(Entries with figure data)
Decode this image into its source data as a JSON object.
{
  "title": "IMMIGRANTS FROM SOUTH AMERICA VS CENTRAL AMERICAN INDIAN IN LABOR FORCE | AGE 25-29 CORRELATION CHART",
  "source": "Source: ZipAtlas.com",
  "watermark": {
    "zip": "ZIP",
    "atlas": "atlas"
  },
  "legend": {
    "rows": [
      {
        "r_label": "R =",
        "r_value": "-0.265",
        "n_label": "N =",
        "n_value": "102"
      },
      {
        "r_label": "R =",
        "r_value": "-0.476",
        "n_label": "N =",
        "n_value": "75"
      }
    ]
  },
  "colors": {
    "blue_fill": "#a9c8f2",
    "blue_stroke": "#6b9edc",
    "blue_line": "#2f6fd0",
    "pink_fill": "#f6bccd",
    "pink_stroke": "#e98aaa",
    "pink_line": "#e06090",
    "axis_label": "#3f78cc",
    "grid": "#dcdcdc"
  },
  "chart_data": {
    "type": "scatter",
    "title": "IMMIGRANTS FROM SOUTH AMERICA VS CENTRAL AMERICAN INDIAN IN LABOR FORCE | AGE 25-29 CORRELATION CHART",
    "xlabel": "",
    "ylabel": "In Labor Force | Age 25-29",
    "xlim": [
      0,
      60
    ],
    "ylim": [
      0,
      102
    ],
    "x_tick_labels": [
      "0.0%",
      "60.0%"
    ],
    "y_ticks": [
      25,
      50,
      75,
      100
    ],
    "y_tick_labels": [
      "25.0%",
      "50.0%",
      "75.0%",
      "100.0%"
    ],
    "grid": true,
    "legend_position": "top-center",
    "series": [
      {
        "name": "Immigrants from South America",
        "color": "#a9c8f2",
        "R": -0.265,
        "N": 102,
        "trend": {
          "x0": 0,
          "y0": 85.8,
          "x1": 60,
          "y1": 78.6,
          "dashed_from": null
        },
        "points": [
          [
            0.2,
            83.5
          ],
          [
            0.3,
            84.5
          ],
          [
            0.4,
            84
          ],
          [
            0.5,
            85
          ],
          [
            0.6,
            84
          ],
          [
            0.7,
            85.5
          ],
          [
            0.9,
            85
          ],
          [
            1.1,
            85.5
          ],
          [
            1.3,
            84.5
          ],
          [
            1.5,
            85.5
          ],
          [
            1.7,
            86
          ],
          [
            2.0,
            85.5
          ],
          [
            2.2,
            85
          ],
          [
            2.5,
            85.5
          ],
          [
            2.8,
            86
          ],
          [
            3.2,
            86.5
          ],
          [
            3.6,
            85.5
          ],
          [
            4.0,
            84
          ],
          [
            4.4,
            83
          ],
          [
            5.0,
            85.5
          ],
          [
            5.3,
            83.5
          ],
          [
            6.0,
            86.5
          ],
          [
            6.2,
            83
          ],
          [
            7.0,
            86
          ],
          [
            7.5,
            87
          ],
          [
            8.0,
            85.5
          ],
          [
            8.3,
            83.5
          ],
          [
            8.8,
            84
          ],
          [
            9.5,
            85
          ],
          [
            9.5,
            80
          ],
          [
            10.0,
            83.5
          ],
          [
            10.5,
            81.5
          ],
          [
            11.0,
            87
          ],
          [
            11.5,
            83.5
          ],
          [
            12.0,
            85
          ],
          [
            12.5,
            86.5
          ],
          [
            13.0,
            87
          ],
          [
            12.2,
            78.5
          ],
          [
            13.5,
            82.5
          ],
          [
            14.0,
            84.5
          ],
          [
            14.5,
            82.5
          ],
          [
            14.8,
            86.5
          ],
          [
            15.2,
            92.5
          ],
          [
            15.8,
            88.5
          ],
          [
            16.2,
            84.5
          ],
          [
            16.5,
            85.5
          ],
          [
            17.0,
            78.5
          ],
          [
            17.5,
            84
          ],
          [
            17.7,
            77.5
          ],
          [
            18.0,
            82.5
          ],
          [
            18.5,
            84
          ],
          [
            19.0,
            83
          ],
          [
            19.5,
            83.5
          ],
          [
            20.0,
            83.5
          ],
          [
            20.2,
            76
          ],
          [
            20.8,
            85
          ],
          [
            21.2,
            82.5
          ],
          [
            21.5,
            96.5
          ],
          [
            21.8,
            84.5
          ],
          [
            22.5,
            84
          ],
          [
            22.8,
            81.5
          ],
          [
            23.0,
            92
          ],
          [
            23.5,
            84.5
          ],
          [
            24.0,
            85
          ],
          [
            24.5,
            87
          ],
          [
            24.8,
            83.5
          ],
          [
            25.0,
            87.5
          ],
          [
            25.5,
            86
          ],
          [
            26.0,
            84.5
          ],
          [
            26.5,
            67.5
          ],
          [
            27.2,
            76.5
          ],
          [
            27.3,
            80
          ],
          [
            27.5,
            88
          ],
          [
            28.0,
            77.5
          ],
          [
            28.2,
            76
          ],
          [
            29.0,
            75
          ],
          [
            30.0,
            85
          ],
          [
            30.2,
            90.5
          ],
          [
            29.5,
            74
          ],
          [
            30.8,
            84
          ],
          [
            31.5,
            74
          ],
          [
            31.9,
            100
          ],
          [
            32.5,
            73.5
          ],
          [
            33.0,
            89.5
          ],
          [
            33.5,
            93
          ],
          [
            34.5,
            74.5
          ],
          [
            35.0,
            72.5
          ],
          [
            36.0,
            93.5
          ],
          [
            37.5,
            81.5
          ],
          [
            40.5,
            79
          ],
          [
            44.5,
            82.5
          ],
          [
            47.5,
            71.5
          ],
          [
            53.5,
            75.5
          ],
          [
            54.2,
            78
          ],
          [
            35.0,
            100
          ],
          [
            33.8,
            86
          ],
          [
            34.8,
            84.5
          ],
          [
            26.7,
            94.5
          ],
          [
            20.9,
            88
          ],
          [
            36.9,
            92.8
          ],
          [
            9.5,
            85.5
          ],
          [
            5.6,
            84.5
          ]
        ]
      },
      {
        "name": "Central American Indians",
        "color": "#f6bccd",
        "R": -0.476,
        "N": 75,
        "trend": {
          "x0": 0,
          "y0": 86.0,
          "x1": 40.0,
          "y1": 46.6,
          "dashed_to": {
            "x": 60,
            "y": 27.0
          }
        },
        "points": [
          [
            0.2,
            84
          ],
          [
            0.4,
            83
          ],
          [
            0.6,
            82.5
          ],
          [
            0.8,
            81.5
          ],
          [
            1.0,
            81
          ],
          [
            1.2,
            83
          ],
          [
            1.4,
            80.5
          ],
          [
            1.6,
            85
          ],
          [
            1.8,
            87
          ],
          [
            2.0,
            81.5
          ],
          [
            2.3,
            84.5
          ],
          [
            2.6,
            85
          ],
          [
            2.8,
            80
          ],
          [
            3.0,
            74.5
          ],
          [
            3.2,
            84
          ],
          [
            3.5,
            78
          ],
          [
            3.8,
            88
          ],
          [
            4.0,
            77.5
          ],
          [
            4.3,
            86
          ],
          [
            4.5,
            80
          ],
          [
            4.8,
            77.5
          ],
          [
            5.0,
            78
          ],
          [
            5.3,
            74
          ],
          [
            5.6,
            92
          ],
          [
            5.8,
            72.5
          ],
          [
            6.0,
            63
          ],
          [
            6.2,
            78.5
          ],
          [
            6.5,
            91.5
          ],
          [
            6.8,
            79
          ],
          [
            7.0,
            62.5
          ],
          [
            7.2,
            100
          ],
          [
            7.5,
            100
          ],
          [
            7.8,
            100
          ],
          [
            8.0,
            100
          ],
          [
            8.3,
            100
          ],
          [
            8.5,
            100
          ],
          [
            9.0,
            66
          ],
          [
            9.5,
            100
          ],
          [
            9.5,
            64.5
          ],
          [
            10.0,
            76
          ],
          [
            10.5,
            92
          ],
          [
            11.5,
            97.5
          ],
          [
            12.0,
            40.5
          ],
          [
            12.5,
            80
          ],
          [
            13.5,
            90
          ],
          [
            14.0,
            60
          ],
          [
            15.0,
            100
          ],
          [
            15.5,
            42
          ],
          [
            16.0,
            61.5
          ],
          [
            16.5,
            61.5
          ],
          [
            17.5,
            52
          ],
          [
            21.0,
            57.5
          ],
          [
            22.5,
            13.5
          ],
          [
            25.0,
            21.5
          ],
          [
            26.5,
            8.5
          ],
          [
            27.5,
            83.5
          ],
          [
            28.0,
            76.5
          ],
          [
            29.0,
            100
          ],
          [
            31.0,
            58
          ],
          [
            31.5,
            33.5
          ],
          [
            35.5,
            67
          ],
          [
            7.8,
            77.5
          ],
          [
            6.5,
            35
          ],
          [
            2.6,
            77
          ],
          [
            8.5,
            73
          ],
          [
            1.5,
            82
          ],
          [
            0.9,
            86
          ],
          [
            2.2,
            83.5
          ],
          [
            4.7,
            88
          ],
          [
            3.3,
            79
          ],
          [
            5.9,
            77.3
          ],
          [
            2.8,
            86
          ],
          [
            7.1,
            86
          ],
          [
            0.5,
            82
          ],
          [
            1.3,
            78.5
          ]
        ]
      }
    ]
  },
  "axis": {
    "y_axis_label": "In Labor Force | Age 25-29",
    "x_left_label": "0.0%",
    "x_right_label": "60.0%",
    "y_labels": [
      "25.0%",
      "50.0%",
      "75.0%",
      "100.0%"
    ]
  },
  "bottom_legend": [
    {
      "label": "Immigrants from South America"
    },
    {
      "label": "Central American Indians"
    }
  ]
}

*TASK TO COMPLETE*. Search the material above for "title". Pull out each line where it shows up.

*EXPECTED ANSWER*.
  "title": "IMMIGRANTS FROM SOUTH AMERICA VS CENTRAL AMERICAN INDIAN IN LABOR FORCE | AGE 25-29 CORRELATION CHART",
    "title": "IMMIGRANTS FROM SOUTH AMERICA VS CENTRAL AMERICAN INDIAN IN LABOR FORCE | AGE 25-29 CORRELATION CHART",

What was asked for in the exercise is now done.